>> Begin

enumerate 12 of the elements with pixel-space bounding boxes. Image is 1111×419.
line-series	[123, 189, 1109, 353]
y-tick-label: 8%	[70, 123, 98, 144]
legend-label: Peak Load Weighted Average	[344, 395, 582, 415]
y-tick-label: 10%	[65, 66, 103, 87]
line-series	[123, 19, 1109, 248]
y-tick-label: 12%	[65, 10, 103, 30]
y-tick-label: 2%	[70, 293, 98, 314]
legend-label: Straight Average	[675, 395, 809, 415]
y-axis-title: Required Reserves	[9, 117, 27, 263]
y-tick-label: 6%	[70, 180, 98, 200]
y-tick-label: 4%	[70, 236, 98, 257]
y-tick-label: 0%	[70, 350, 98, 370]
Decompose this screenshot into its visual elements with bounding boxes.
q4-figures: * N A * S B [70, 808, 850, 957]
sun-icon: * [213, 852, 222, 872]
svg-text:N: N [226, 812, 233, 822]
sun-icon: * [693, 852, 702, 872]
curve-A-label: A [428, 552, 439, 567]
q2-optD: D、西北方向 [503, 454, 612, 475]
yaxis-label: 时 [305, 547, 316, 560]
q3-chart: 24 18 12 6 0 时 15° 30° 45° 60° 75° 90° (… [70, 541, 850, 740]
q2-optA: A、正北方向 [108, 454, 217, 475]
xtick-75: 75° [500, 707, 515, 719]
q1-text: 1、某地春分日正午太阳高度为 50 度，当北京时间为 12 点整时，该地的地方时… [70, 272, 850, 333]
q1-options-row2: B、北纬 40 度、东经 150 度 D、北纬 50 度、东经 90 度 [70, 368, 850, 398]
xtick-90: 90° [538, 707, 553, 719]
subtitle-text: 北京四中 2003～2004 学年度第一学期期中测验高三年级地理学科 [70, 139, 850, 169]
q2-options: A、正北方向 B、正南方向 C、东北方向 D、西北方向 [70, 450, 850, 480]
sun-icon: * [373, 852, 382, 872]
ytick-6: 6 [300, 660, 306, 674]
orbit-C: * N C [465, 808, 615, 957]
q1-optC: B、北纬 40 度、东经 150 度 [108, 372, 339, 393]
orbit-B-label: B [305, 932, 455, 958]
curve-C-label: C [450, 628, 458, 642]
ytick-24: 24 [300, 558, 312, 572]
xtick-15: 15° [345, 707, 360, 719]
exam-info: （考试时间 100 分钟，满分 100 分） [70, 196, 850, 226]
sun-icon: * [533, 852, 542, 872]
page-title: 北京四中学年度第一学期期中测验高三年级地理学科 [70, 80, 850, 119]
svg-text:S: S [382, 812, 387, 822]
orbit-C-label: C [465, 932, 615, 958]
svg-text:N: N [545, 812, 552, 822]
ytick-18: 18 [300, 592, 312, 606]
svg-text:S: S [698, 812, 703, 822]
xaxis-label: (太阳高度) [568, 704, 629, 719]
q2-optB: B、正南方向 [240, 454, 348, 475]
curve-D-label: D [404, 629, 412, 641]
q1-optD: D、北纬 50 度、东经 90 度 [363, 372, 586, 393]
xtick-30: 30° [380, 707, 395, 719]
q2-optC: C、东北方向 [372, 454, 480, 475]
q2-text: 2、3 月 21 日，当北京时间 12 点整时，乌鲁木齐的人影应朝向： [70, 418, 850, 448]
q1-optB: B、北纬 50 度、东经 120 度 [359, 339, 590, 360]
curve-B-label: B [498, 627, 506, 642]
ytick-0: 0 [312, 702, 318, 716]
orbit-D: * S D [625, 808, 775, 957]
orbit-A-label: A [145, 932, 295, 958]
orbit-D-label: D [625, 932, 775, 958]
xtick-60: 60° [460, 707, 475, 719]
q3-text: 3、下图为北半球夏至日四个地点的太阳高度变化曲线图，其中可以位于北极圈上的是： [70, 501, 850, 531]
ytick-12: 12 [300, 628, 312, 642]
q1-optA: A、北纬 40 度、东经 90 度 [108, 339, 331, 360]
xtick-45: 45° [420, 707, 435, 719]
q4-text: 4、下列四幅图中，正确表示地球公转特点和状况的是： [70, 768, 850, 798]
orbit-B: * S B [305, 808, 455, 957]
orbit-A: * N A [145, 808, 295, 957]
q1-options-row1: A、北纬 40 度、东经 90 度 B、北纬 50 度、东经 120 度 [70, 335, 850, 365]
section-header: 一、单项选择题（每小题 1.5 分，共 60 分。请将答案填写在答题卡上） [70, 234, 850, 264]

>> End

### [TASK]
Reproduce the listing above word for word. Include everything from its first line down to and including the line that contains "66, 103, 87]".

### [SOLVED PROBLEM]
enumerate 12 of the elements with pixel-space bounding boxes. Image is 1111×419.
line-series	[123, 189, 1109, 353]
y-tick-label: 8%	[70, 123, 98, 144]
legend-label: Peak Load Weighted Average	[344, 395, 582, 415]
y-tick-label: 10%	[65, 66, 103, 87]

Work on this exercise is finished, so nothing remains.